EXERCISE DIRECTIONS:
Repeat every record below exactly, omitting any pictures.

Items from a dataset:
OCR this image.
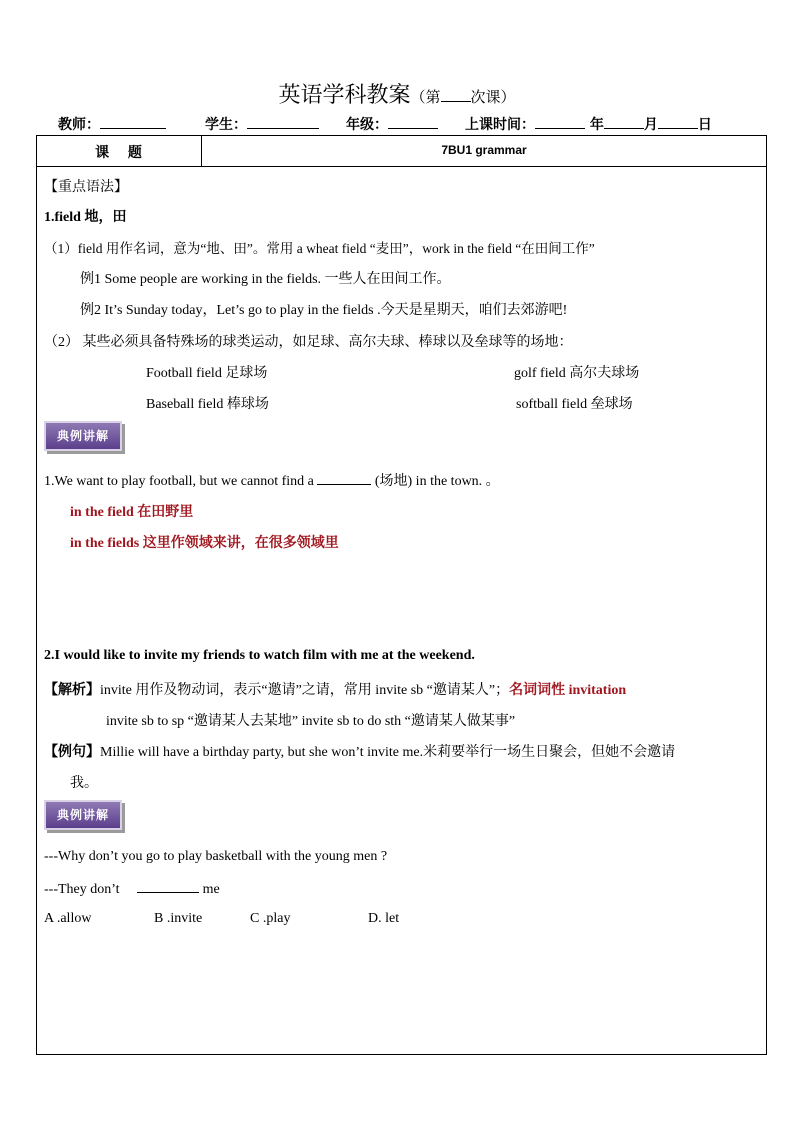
英语学科教案（第 次课）
教师：	学生：	年级：	上课时间：	年	月	日
课 题	7BU1 grammar
【重点语法】
1.field 地，田
（1）field 用作名词，意为“地、田”。常用 a wheat field “麦田”，work in the field “在田间工作”
例1 Some people are working in the fields. 一些人在田间工作。
例2 It’s Sunday today，Let’s go to play in the fields .今天是星期天，咱们去郊游吧!
（2） 某些必须具备特殊场的球类运动，如足球、高尔夫球、棒球以及垒球等的场地：
Football field 足球场	golf field 高尔夫球场
Baseball field 棒球场	softball field 垒球场
典例讲解
1.We want to play football, but we cannot find a	(场地) in the town. 。
in the field 在田野里
in the fields 这里作领域来讲，在很多领域里
2.I would like to invite my friends to watch film with me at the weekend.
【解析】invite 用作及物动词，表示“邀请”之请，常用 invite sb “邀请某人”；名词词性 invitation
invite sb to sp “邀请某人去某地” invite sb to do sth “邀请某人做某事”
【例句】Millie will have a birthday party, but she won’t invite me.米莉要举行一场生日聚会，但她不会邀请
我。
典例讲解
---Why don’t you go to play basketball with the young men ?
---They don’t	me
A .allow	B .invite	C .play	D. let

EXERCISE OUTPUT:
OCR this image.
英语学科教案（第 次课）
教师：	学生：	年级：	上课时间：	年	月	日
课 题	7BU1 grammar
【重点语法】
1.field 地，田
（1）field 用作名词，意为“地、田”。常用 a wheat field “麦田”，work in the field “在田间工作”
例1 Some people are working in the fields. 一些人在田间工作。
例2 It’s Sunday today，Let’s go to play in the fields .今天是星期天，咱们去郊游吧!
（2） 某些必须具备特殊场的球类运动，如足球、高尔夫球、棒球以及垒球等的场地：
Football field 足球场	golf field 高尔夫球场
Baseball field 棒球场	softball field 垒球场
典例讲解
1.We want to play football, but we cannot find a	(场地) in the town. 。
in the field 在田野里
in the fields 这里作领域来讲，在很多领域里
2.I would like to invite my friends to watch film with me at the weekend.
【解析】invite 用作及物动词，表示“邀请”之请，常用 invite sb “邀请某人”；名词词性 invitation
invite sb to sp “邀请某人去某地” invite sb to do sth “邀请某人做某事”
【例句】Millie will have a birthday party, but she won’t invite me.米莉要举行一场生日聚会，但她不会邀请
我。
典例讲解
---Why don’t you go to play basketball with the young men ?
---They don’t	me
A .allow	B .invite	C .play	D. let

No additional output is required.